▶ _Recorded data_
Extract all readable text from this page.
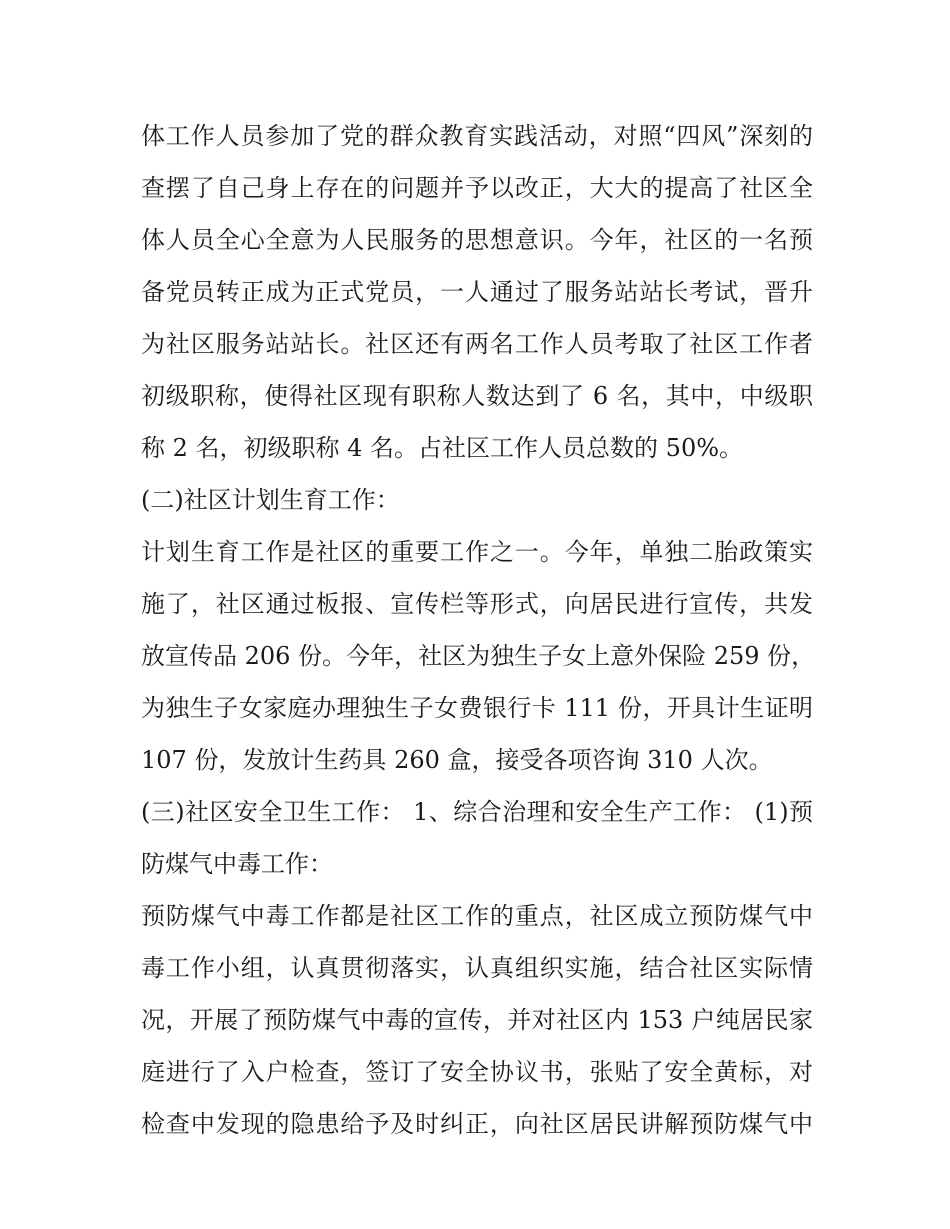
体工作人员参加了党的群众教育实践活动，对照“四风”深刻的
查摆了自己身上存在的问题并予以改正，大大的提高了社区全
体人员全心全意为人民服务的思想意识。今年，社区的一名预
备党员转正成为正式党员，一人通过了服务站站长考试，晋升
为社区服务站站长。社区还有两名工作人员考取了社区工作者
初级职称，使得社区现有职称人数达到了 6 名，其中，中级职
称 2 名，初级职称 4 名。占社区工作人员总数的 50%。
(二)社区计划生育工作：
计划生育工作是社区的重要工作之一。今年，单独二胎政策实
施了，社区通过板报、宣传栏等形式，向居民进行宣传，共发
放宣传品 206 份。今年，社区为独生子女上意外保险 259 份，
为独生子女家庭办理独生子女费银行卡 111 份，开具计生证明
107 份，发放计生药具 260 盒，接受各项咨询 310 人次。
(三)社区安全卫生工作： 1、综合治理和安全生产工作： (1)预
防煤气中毒工作：
预防煤气中毒工作都是社区工作的重点，社区成立预防煤气中
毒工作小组，认真贯彻落实，认真组织实施，结合社区实际情
况，开展了预防煤气中毒的宣传，并对社区内 153 户纯居民家
庭进行了入户检查，签订了安全协议书，张贴了安全黄标，对
检查中发现的隐患给予及时纠正，向社区居民讲解预防煤气中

▶ _Given task_
Transcribe the records above verbatim. Do not carry over any picture.

▶ _Task answer_
Extract all readable text from this page.
体工作人员参加了党的群众教育实践活动，对照“四风”深刻的
查摆了自己身上存在的问题并予以改正，大大的提高了社区全
体人员全心全意为人民服务的思想意识。今年，社区的一名预
备党员转正成为正式党员，一人通过了服务站站长考试，晋升
为社区服务站站长。社区还有两名工作人员考取了社区工作者
初级职称，使得社区现有职称人数达到了 6 名，其中，中级职
称 2 名，初级职称 4 名。占社区工作人员总数的 50%。
(二)社区计划生育工作：
计划生育工作是社区的重要工作之一。今年，单独二胎政策实
施了，社区通过板报、宣传栏等形式，向居民进行宣传，共发
放宣传品 206 份。今年，社区为独生子女上意外保险 259 份，
为独生子女家庭办理独生子女费银行卡 111 份，开具计生证明
107 份，发放计生药具 260 盒，接受各项咨询 310 人次。
(三)社区安全卫生工作： 1、综合治理和安全生产工作： (1)预
防煤气中毒工作：
预防煤气中毒工作都是社区工作的重点，社区成立预防煤气中
毒工作小组，认真贯彻落实，认真组织实施，结合社区实际情
况，开展了预防煤气中毒的宣传，并对社区内 153 户纯居民家
庭进行了入户检查，签订了安全协议书，张贴了安全黄标，对
检查中发现的隐患给予及时纠正，向社区居民讲解预防煤气中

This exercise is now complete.